- TASK PROMPT
Quote all entries in full, exactly.

** begin RECORDS FOR THIS EXERCISE **

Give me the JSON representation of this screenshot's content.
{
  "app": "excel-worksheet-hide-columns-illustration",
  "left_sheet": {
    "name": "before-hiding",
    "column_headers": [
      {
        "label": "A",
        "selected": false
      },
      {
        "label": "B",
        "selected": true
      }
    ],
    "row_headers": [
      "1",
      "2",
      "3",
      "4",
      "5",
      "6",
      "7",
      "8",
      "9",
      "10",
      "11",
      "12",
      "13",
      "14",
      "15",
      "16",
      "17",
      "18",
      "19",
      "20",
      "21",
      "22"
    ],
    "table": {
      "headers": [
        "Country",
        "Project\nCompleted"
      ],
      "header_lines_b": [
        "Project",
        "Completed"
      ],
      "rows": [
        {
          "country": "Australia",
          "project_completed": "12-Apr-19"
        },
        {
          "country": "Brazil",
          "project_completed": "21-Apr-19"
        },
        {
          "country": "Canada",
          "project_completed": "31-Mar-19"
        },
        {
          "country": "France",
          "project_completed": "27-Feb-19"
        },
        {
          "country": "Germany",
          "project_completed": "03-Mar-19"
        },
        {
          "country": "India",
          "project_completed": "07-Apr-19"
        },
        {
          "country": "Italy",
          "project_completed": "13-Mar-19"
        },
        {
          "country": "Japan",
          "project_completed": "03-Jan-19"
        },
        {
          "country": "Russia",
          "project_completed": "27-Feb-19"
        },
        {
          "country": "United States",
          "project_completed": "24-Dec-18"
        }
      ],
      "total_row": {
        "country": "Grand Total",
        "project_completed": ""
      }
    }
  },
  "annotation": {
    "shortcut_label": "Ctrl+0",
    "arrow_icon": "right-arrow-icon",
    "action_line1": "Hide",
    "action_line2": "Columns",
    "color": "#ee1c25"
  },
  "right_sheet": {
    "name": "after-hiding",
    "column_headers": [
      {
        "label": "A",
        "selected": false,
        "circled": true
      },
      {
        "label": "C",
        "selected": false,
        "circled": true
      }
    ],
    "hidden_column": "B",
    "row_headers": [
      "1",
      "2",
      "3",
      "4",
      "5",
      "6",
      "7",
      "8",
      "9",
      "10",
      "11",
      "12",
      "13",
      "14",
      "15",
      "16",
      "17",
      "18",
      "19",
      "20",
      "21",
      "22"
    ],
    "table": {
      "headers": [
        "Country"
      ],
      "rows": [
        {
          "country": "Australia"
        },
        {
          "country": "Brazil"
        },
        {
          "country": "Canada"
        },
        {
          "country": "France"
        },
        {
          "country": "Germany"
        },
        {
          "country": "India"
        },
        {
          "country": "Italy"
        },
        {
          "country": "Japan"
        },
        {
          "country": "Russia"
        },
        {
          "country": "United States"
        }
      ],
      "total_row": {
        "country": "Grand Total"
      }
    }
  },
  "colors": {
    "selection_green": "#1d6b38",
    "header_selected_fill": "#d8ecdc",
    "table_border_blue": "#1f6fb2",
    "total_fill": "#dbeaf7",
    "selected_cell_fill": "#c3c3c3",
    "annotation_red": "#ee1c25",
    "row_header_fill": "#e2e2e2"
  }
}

** end RECORDS FOR THIS EXERCISE **

- TASK OUTPUT
Give me the JSON representation of this screenshot's content.
{
  "app": "excel-worksheet-hide-columns-illustration",
  "left_sheet": {
    "name": "before-hiding",
    "column_headers": [
      {
        "label": "A",
        "selected": false
      },
      {
        "label": "B",
        "selected": true
      }
    ],
    "row_headers": [
      "1",
      "2",
      "3",
      "4",
      "5",
      "6",
      "7",
      "8",
      "9",
      "10",
      "11",
      "12",
      "13",
      "14",
      "15",
      "16",
      "17",
      "18",
      "19",
      "20",
      "21",
      "22"
    ],
    "table": {
      "headers": [
        "Country",
        "Project\nCompleted"
      ],
      "header_lines_b": [
        "Project",
        "Completed"
      ],
      "rows": [
        {
          "country": "Australia",
          "project_completed": "12-Apr-19"
        },
        {
          "country": "Brazil",
          "project_completed": "21-Apr-19"
        },
        {
          "country": "Canada",
          "project_completed": "31-Mar-19"
        },
        {
          "country": "France",
          "project_completed": "27-Feb-19"
        },
        {
          "country": "Germany",
          "project_completed": "03-Mar-19"
        },
        {
          "country": "India",
          "project_completed": "07-Apr-19"
        },
        {
          "country": "Italy",
          "project_completed": "13-Mar-19"
        },
        {
          "country": "Japan",
          "project_completed": "03-Jan-19"
        },
        {
          "country": "Russia",
          "project_completed": "27-Feb-19"
        },
        {
          "country": "United States",
          "project_completed": "24-Dec-18"
        }
      ],
      "total_row": {
        "country": "Grand Total",
        "project_completed": ""
      }
    }
  },
  "annotation": {
    "shortcut_label": "Ctrl+0",
    "arrow_icon": "right-arrow-icon",
    "action_line1": "Hide",
    "action_line2": "Columns",
    "color": "#ee1c25"
  },
  "right_sheet": {
    "name": "after-hiding",
    "column_headers": [
      {
        "label": "A",
        "selected": false,
        "circled": true
      },
      {
        "label": "C",
        "selected": false,
        "circled": true
      }
    ],
    "hidden_column": "B",
    "row_headers": [
      "1",
      "2",
      "3",
      "4",
      "5",
      "6",
      "7",
      "8",
      "9",
      "10",
      "11",
      "12",
      "13",
      "14",
      "15",
      "16",
      "17",
      "18",
      "19",
      "20",
      "21",
      "22"
    ],
    "table": {
      "headers": [
        "Country"
      ],
      "rows": [
        {
          "country": "Australia"
        },
        {
          "country": "Brazil"
        },
        {
          "country": "Canada"
        },
        {
          "country": "France"
        },
        {
          "country": "Germany"
        },
        {
          "country": "India"
        },
        {
          "country": "Italy"
        },
        {
          "country": "Japan"
        },
        {
          "country": "Russia"
        },
        {
          "country": "United States"
        }
      ],
      "total_row": {
        "country": "Grand Total"
      }
    }
  },
  "colors": {
    "selection_green": "#1d6b38",
    "header_selected_fill": "#d8ecdc",
    "table_border_blue": "#1f6fb2",
    "total_fill": "#dbeaf7",
    "selected_cell_fill": "#c3c3c3",
    "annotation_red": "#ee1c25",
    "row_header_fill": "#e2e2e2"
  }
}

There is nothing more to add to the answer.